**Job:**
All of the data below should be written out exactly.

**Records for this task:**
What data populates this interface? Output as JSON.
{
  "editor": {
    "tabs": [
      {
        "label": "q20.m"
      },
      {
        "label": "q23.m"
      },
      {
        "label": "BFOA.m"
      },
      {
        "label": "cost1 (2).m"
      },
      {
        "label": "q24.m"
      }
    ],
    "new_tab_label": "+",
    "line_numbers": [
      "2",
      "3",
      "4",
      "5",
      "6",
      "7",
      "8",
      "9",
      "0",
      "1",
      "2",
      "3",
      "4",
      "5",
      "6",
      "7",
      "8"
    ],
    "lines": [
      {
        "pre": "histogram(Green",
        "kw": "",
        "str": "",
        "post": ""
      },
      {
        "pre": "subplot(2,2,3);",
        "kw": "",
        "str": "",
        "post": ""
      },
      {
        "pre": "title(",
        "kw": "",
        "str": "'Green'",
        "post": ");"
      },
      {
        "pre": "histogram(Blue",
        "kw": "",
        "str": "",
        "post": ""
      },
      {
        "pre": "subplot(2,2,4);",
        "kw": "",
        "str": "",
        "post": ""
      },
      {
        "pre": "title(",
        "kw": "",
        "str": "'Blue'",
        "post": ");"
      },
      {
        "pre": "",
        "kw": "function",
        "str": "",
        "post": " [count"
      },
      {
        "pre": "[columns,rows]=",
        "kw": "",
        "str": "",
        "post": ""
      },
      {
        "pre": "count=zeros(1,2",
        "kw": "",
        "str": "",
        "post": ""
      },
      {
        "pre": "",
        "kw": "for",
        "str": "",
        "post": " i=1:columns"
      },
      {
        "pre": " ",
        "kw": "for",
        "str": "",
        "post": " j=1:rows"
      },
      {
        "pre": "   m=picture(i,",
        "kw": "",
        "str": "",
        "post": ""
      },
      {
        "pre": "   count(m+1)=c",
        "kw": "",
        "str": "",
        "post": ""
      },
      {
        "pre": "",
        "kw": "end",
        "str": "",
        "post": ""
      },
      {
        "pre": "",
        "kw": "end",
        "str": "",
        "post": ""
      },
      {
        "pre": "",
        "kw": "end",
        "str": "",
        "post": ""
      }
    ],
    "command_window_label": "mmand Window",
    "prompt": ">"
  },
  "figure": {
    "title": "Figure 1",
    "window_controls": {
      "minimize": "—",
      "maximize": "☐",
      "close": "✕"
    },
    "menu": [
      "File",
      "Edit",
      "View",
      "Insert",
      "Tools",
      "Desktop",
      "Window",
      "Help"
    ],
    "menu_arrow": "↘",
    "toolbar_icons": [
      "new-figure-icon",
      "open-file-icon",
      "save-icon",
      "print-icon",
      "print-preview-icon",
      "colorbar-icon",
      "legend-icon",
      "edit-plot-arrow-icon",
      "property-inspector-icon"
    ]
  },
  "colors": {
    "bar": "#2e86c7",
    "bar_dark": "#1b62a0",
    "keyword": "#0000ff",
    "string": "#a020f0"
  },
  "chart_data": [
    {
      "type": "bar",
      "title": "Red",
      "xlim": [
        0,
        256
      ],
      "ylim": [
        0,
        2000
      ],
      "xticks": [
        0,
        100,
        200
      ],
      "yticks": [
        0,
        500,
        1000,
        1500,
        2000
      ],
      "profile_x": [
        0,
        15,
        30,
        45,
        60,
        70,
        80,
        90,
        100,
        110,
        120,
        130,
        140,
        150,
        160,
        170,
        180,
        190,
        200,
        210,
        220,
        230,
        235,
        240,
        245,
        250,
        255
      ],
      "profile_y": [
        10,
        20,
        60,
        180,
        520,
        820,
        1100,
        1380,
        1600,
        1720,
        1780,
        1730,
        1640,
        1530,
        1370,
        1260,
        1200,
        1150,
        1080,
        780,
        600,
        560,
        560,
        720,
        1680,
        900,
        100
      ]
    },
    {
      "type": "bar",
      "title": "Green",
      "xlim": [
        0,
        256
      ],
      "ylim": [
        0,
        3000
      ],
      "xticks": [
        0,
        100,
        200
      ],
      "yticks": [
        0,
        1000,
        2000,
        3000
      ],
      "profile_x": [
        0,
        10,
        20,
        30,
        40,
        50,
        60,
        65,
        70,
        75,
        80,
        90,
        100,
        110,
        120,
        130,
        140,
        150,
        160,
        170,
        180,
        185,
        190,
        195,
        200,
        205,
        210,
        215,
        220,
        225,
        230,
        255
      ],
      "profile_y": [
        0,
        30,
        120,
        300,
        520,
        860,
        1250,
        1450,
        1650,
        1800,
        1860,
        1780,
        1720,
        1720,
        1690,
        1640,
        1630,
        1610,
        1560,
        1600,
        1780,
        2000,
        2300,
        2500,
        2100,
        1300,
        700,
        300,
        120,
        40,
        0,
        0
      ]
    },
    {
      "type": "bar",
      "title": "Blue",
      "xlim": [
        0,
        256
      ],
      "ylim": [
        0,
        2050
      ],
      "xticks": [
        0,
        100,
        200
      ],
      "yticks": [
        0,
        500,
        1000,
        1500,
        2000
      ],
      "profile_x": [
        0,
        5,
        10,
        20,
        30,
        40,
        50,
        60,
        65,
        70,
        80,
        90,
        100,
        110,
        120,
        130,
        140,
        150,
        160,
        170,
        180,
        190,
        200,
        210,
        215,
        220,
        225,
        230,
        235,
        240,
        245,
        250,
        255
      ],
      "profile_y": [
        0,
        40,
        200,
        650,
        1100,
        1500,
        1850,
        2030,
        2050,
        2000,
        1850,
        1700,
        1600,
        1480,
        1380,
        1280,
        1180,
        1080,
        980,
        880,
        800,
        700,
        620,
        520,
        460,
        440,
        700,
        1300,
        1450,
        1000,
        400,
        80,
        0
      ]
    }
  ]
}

**Result of the task:**
What data populates this interface? Output as JSON.
{
  "editor": {
    "tabs": [
      {
        "label": "q20.m"
      },
      {
        "label": "q23.m"
      },
      {
        "label": "BFOA.m"
      },
      {
        "label": "cost1 (2).m"
      },
      {
        "label": "q24.m"
      }
    ],
    "new_tab_label": "+",
    "line_numbers": [
      "2",
      "3",
      "4",
      "5",
      "6",
      "7",
      "8",
      "9",
      "0",
      "1",
      "2",
      "3",
      "4",
      "5",
      "6",
      "7",
      "8"
    ],
    "lines": [
      {
        "pre": "histogram(Green",
        "kw": "",
        "str": "",
        "post": ""
      },
      {
        "pre": "subplot(2,2,3);",
        "kw": "",
        "str": "",
        "post": ""
      },
      {
        "pre": "title(",
        "kw": "",
        "str": "'Green'",
        "post": ");"
      },
      {
        "pre": "histogram(Blue",
        "kw": "",
        "str": "",
        "post": ""
      },
      {
        "pre": "subplot(2,2,4);",
        "kw": "",
        "str": "",
        "post": ""
      },
      {
        "pre": "title(",
        "kw": "",
        "str": "'Blue'",
        "post": ");"
      },
      {
        "pre": "",
        "kw": "function",
        "str": "",
        "post": " [count"
      },
      {
        "pre": "[columns,rows]=",
        "kw": "",
        "str": "",
        "post": ""
      },
      {
        "pre": "count=zeros(1,2",
        "kw": "",
        "str": "",
        "post": ""
      },
      {
        "pre": "",
        "kw": "for",
        "str": "",
        "post": " i=1:columns"
      },
      {
        "pre": " ",
        "kw": "for",
        "str": "",
        "post": " j=1:rows"
      },
      {
        "pre": "   m=picture(i,",
        "kw": "",
        "str": "",
        "post": ""
      },
      {
        "pre": "   count(m+1)=c",
        "kw": "",
        "str": "",
        "post": ""
      },
      {
        "pre": "",
        "kw": "end",
        "str": "",
        "post": ""
      },
      {
        "pre": "",
        "kw": "end",
        "str": "",
        "post": ""
      },
      {
        "pre": "",
        "kw": "end",
        "str": "",
        "post": ""
      }
    ],
    "command_window_label": "mmand Window",
    "prompt": ">"
  },
  "figure": {
    "title": "Figure 1",
    "window_controls": {
      "minimize": "—",
      "maximize": "☐",
      "close": "✕"
    },
    "menu": [
      "File",
      "Edit",
      "View",
      "Insert",
      "Tools",
      "Desktop",
      "Window",
      "Help"
    ],
    "menu_arrow": "↘",
    "toolbar_icons": [
      "new-figure-icon",
      "open-file-icon",
      "save-icon",
      "print-icon",
      "print-preview-icon",
      "colorbar-icon",
      "legend-icon",
      "edit-plot-arrow-icon",
      "property-inspector-icon"
    ]
  },
  "colors": {
    "bar": "#2e86c7",
    "bar_dark": "#1b62a0",
    "keyword": "#0000ff",
    "string": "#a020f0"
  },
  "chart_data": [
    {
      "type": "bar",
      "title": "Red",
      "xlim": [
        0,
        256
      ],
      "ylim": [
        0,
        2000
      ],
      "xticks": [
        0,
        100,
        200
      ],
      "yticks": [
        0,
        500,
        1000,
        1500,
        2000
      ],
      "profile_x": [
        0,
        15,
        30,
        45,
        60,
        70,
        80,
        90,
        100,
        110,
        120,
        130,
        140,
        150,
        160,
        170,
        180,
        190,
        200,
        210,
        220,
        230,
        235,
        240,
        245,
        250,
        255
      ],
      "profile_y": [
        10,
        20,
        60,
        180,
        520,
        820,
        1100,
        1380,
        1600,
        1720,
        1780,
        1730,
        1640,
        1530,
        1370,
        1260,
        1200,
        1150,
        1080,
        780,
        600,
        560,
        560,
        720,
        1680,
        900,
        100
      ]
    },
    {
      "type": "bar",
      "title": "Green",
      "xlim": [
        0,
        256
      ],
      "ylim": [
        0,
        3000
      ],
      "xticks": [
        0,
        100,
        200
      ],
      "yticks": [
        0,
        1000,
        2000,
        3000
      ],
      "profile_x": [
        0,
        10,
        20,
        30,
        40,
        50,
        60,
        65,
        70,
        75,
        80,
        90,
        100,
        110,
        120,
        130,
        140,
        150,
        160,
        170,
        180,
        185,
        190,
        195,
        200,
        205,
        210,
        215,
        220,
        225,
        230,
        255
      ],
      "profile_y": [
        0,
        30,
        120,
        300,
        520,
        860,
        1250,
        1450,
        1650,
        1800,
        1860,
        1780,
        1720,
        1720,
        1690,
        1640,
        1630,
        1610,
        1560,
        1600,
        1780,
        2000,
        2300,
        2500,
        2100,
        1300,
        700,
        300,
        120,
        40,
        0,
        0
      ]
    },
    {
      "type": "bar",
      "title": "Blue",
      "xlim": [
        0,
        256
      ],
      "ylim": [
        0,
        2050
      ],
      "xticks": [
        0,
        100,
        200
      ],
      "yticks": [
        0,
        500,
        1000,
        1500,
        2000
      ],
      "profile_x": [
        0,
        5,
        10,
        20,
        30,
        40,
        50,
        60,
        65,
        70,
        80,
        90,
        100,
        110,
        120,
        130,
        140,
        150,
        160,
        170,
        180,
        190,
        200,
        210,
        215,
        220,
        225,
        230,
        235,
        240,
        245,
        250,
        255
      ],
      "profile_y": [
        0,
        40,
        200,
        650,
        1100,
        1500,
        1850,
        2030,
        2050,
        2000,
        1850,
        1700,
        1600,
        1480,
        1380,
        1280,
        1180,
        1080,
        980,
        880,
        800,
        700,
        620,
        520,
        460,
        440,
        700,
        1300,
        1450,
        1000,
        400,
        80,
        0
      ]
    }
  ]
}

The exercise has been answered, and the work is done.